--- Start Raw records ---

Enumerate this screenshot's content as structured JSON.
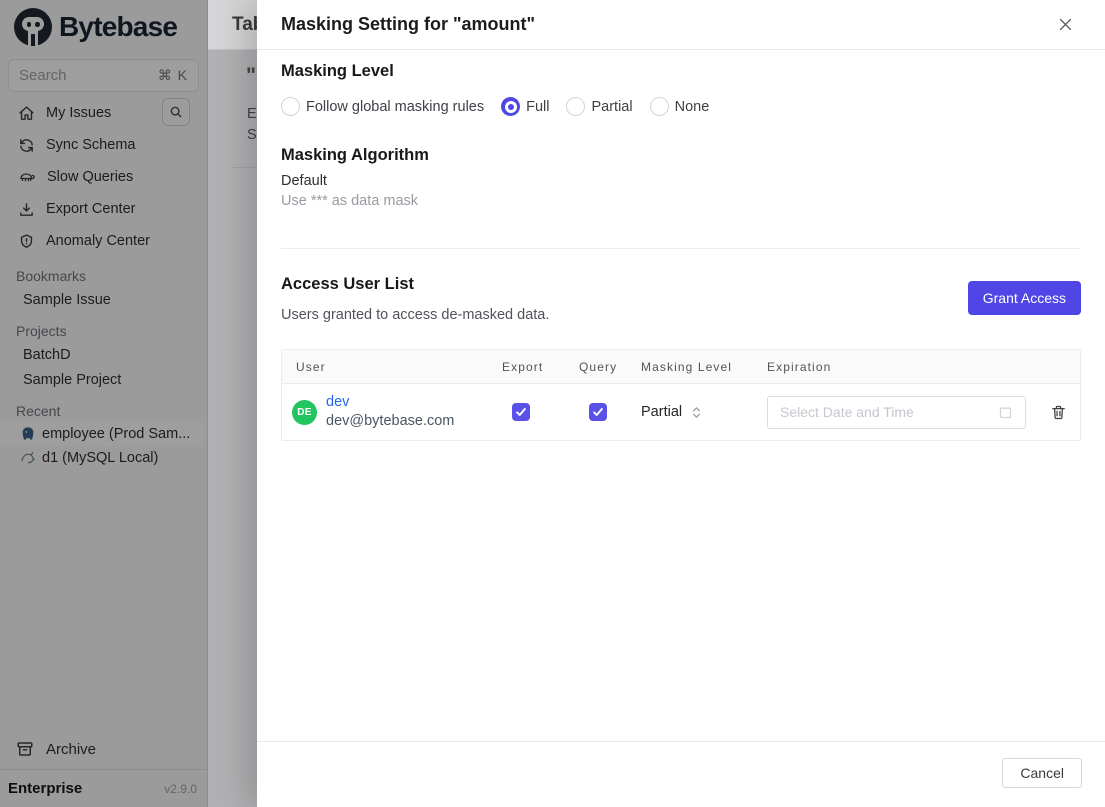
{
  "colors": {
    "accent": "#4f46e5",
    "checkbox": "#5a51e8",
    "link_blue": "#2563eb",
    "avatar_green": "#22c55e",
    "postgres_blue": "#39618d",
    "mysql_teal": "#5b7a8c"
  },
  "sidebar": {
    "logo_text": "Bytebase",
    "search": {
      "placeholder": "Search",
      "shortcut": "⌘ K"
    },
    "menu": [
      {
        "label": "My Issues",
        "icon": "home-icon"
      },
      {
        "label": "Sync Schema",
        "icon": "sync-icon"
      },
      {
        "label": "Slow Queries",
        "icon": "turtle-icon"
      },
      {
        "label": "Export Center",
        "icon": "download-icon"
      },
      {
        "label": "Anomaly Center",
        "icon": "shield-icon"
      }
    ],
    "bookmarks_label": "Bookmarks",
    "bookmarks": [
      {
        "label": "Sample Issue"
      }
    ],
    "projects_label": "Projects",
    "projects": [
      {
        "label": "BatchD"
      },
      {
        "label": "Sample Project"
      }
    ],
    "recent_label": "Recent",
    "recent": [
      {
        "label": "employee (Prod Sam...",
        "icon": "postgres-icon",
        "selected": true
      },
      {
        "label": "d1 (MySQL Local)",
        "icon": "mysql-icon",
        "selected": false
      }
    ],
    "archive_label": "Archive",
    "plan": "Enterprise",
    "version": "v2.9.0"
  },
  "background_page": {
    "title_fragment": "Tab",
    "quote_fragment": "\"",
    "line2_fragment": "E",
    "line3_fragment": "S"
  },
  "dialog": {
    "title": "Masking Setting for \"amount\"",
    "masking_level": {
      "heading": "Masking Level",
      "options": [
        {
          "label": "Follow global masking rules",
          "selected": false
        },
        {
          "label": "Full",
          "selected": true
        },
        {
          "label": "Partial",
          "selected": false
        },
        {
          "label": "None",
          "selected": false
        }
      ]
    },
    "masking_algorithm": {
      "heading": "Masking Algorithm",
      "name": "Default",
      "description": "Use *** as data mask"
    },
    "access_user_list": {
      "heading": "Access User List",
      "subtitle": "Users granted to access de-masked data.",
      "grant_button": "Grant Access",
      "table": {
        "columns": [
          "User",
          "Export",
          "Query",
          "Masking Level",
          "Expiration"
        ],
        "rows": [
          {
            "avatar": "DE",
            "name": "dev",
            "email": "dev@bytebase.com",
            "export_checked": true,
            "query_checked": true,
            "masking_level": "Partial",
            "expiration_placeholder": "Select Date and Time"
          }
        ]
      }
    },
    "footer": {
      "cancel_label": "Cancel"
    }
  }
}
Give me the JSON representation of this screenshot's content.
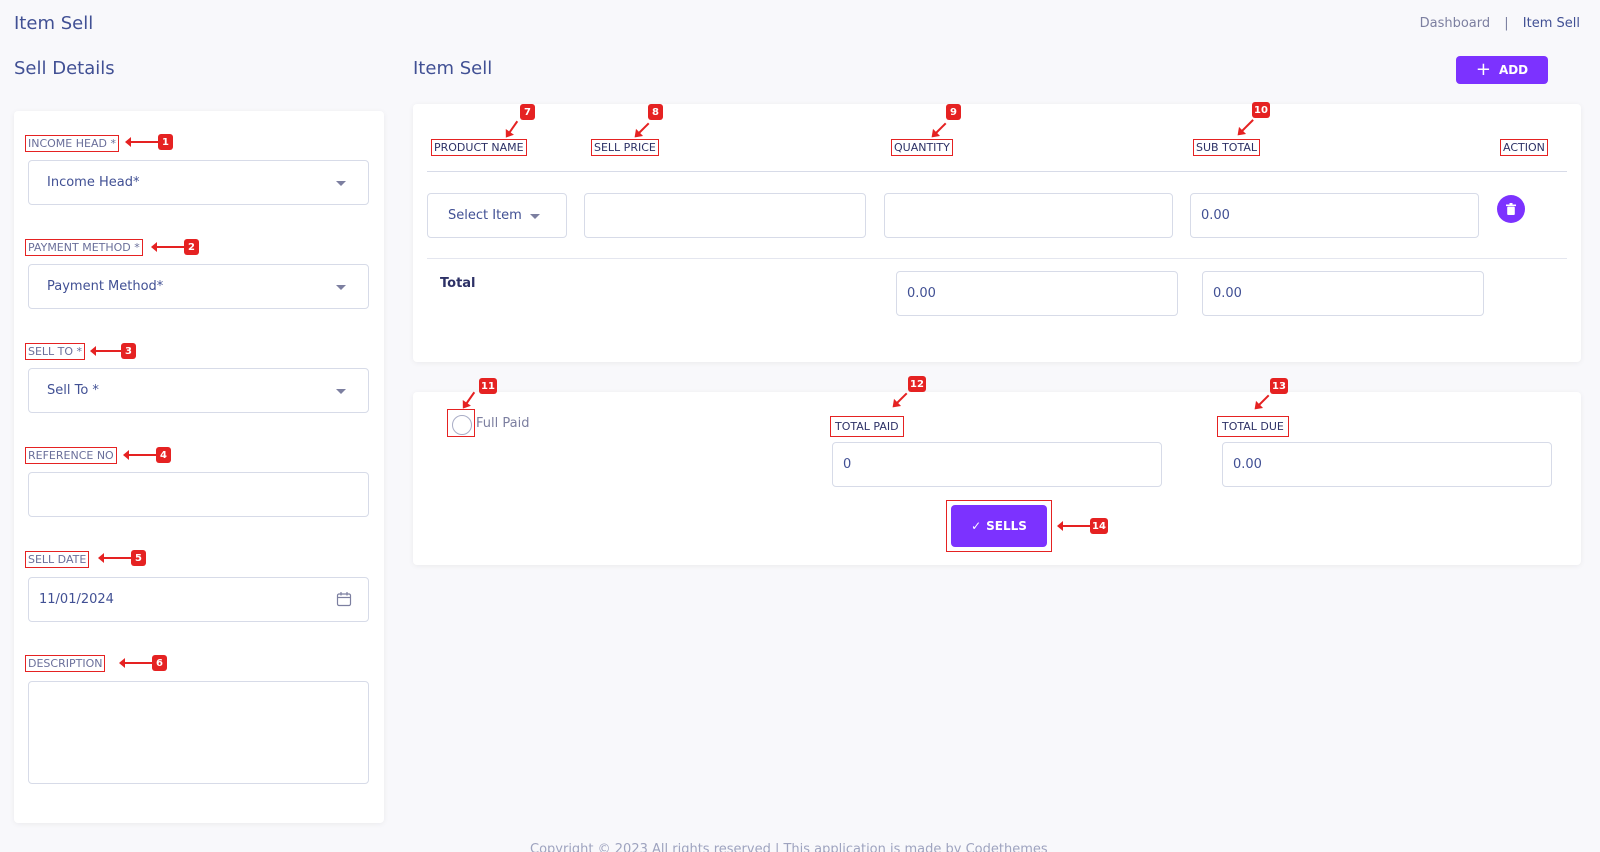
{
  "header": {
    "page_title": "Item Sell",
    "breadcrumb": {
      "home": "Dashboard",
      "separator": "|",
      "current": "Item Sell"
    }
  },
  "sell_details": {
    "title": "Sell Details",
    "income_head": {
      "label": "INCOME HEAD *",
      "value": "Income Head*",
      "badge": "1"
    },
    "payment_method": {
      "label": "PAYMENT METHOD *",
      "value": "Payment Method*",
      "badge": "2"
    },
    "sell_to": {
      "label": "SELL TO *",
      "value": "Sell To *",
      "badge": "3"
    },
    "reference_no": {
      "label": "REFERENCE NO",
      "value": "",
      "badge": "4"
    },
    "sell_date": {
      "label": "SELL DATE",
      "value": "11/01/2024",
      "badge": "5"
    },
    "description": {
      "label": "DESCRIPTION",
      "value": "",
      "badge": "6"
    }
  },
  "item_sell": {
    "title": "Item Sell",
    "add_button": "ADD",
    "columns": [
      {
        "label": "PRODUCT NAME",
        "badge": "7"
      },
      {
        "label": "SELL PRICE",
        "badge": "8"
      },
      {
        "label": "QUANTITY",
        "badge": "9"
      },
      {
        "label": "SUB TOTAL",
        "badge": "10"
      },
      {
        "label": "ACTION",
        "badge": ""
      }
    ],
    "row": {
      "product_select": "Select Item",
      "sell_price": "",
      "quantity": "",
      "sub_total": "0.00"
    },
    "total": {
      "label": "Total",
      "quantity_total": "0.00",
      "sub_total": "0.00"
    }
  },
  "payment": {
    "full_paid": {
      "label": "Full Paid",
      "badge": "11"
    },
    "total_paid": {
      "label": "TOTAL PAID",
      "value": "0",
      "badge": "12"
    },
    "total_due": {
      "label": "TOTAL DUE",
      "value": "0.00",
      "badge": "13"
    },
    "sells_button": {
      "label": "SELLS",
      "badge": "14"
    }
  },
  "footer": {
    "text": "Copyright © 2023 All rights reserved | This application is made by Codethemes"
  },
  "colors": {
    "accent": "#7c32ff",
    "text": "#415094",
    "annotation": "#e52222"
  }
}
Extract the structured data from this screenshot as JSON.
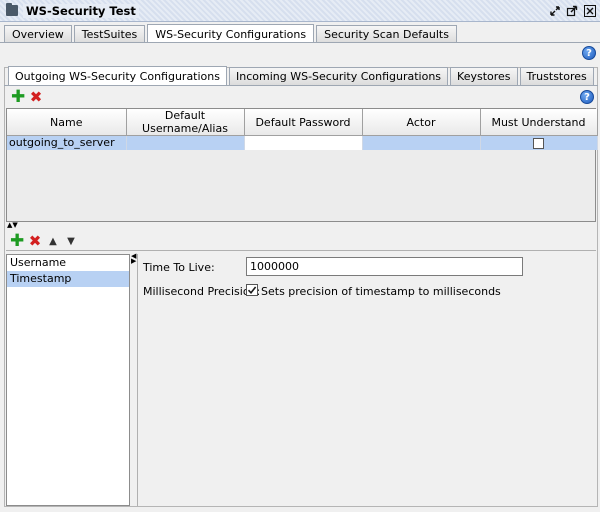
{
  "window": {
    "title": "WS-Security Test",
    "icons": [
      "folder-icon",
      "restore-icon",
      "maximize-icon",
      "close-icon"
    ]
  },
  "top_tabs": [
    {
      "label": "Overview"
    },
    {
      "label": "TestSuites"
    },
    {
      "label": "WS-Security Configurations",
      "active": true
    },
    {
      "label": "Security Scan Defaults"
    }
  ],
  "inner_tabs": [
    {
      "label": "Outgoing WS-Security Configurations",
      "active": true
    },
    {
      "label": "Incoming WS-Security Configurations"
    },
    {
      "label": "Keystores"
    },
    {
      "label": "Truststores"
    }
  ],
  "table": {
    "columns": [
      "Name",
      "Default Username/Alias",
      "Default Password",
      "Actor",
      "Must Understand"
    ],
    "rows": [
      {
        "name": "outgoing_to_server",
        "username": "",
        "password": "",
        "actor": "",
        "must_understand": false
      }
    ]
  },
  "entries": {
    "items": [
      {
        "label": "Username"
      },
      {
        "label": "Timestamp",
        "selected": true
      }
    ]
  },
  "form": {
    "ttl_label": "Time To Live:",
    "ttl_value": "1000000",
    "ms_label": "Millisecond Precision:",
    "ms_checked": true,
    "ms_text": "Sets precision of timestamp to milliseconds"
  },
  "colors": {
    "selection": "#b8d1f3",
    "add": "#1e9b22",
    "remove": "#d32020"
  }
}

--- End Raw records ---

» **Exercise description**: Pull out each line of the entries that contains "true".

» **Result below**:
        "selected": true
          "selected": true
            "export_checked": true,
            "query_checked": true,
      "active": true
      "active": true
        "selected": true
    "ms_checked": true,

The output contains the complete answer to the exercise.